> **Request**:
Please pull out every line that includes the string "доцент".

— Start of Provided entries —

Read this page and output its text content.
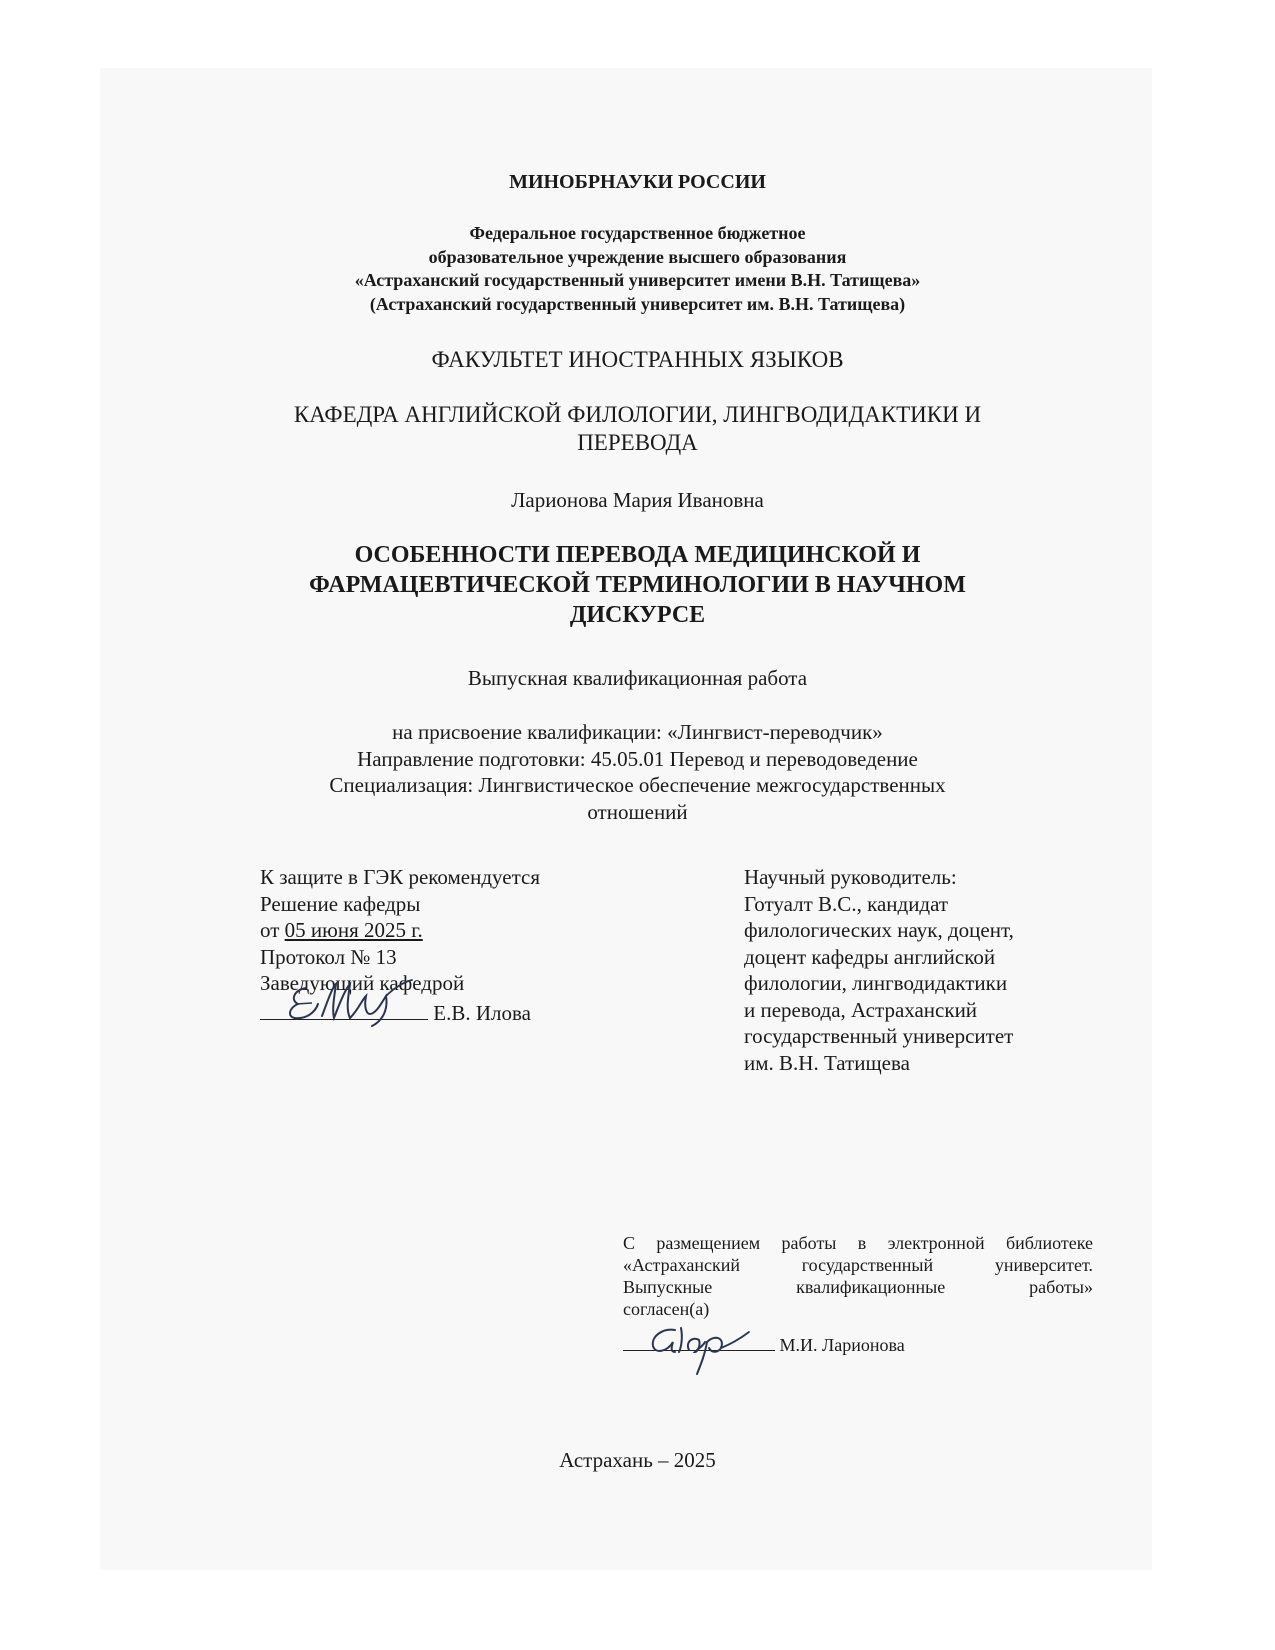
МИНОБРНАУКИ РОССИИ
Федеральное государственное бюджетное
образовательное учреждение высшего образования
«Астраханский государственный университет имени В.Н. Татищева»
(Астраханский государственный университет им. В.Н. Татищева)
ФАКУЛЬТЕТ ИНОСТРАННЫХ ЯЗЫКОВ
КАФЕДРА АНГЛИЙСКОЙ ФИЛОЛОГИИ, ЛИНГВОДИДАКТИКИ И
ПЕРЕВОДА
Ларионова Мария Ивановна
ОСОБЕННОСТИ ПЕРЕВОДА МЕДИЦИНСКОЙ И
ФАРМАЦЕВТИЧЕСКОЙ ТЕРМИНОЛОГИИ В НАУЧНОМ
ДИСКУРСЕ
Выпускная квалификационная работа
на присвоение квалификации: «Лингвист-переводчик»
Направление подготовки: 45.05.01 Перевод и переводоведение
Специализация: Лингвистическое обеспечение межгосударственных
отношений
К защите в ГЭК рекомендуется
Решение кафедры
от 05 июня 2025 г.
Протокол № 13
Заведующий кафедрой
Е.В. Илова
Научный руководитель:
Готуалт В.С., кандидат
филологических наук, доцент,
доцент кафедры английской
филологии, лингводидактики
и перевода, Астраханский
государственный университет
им. В.Н. Татищева
С размещением работы в электронной библиотеке
«Астраханский государственный университет.
Выпускные квалификационные работы»
согласен(а)
М.И. Ларионова
Астрахань – 2025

— End of Provided entries —

> **Exercise result**:
филологических наук, доцент,
доцент кафедры английской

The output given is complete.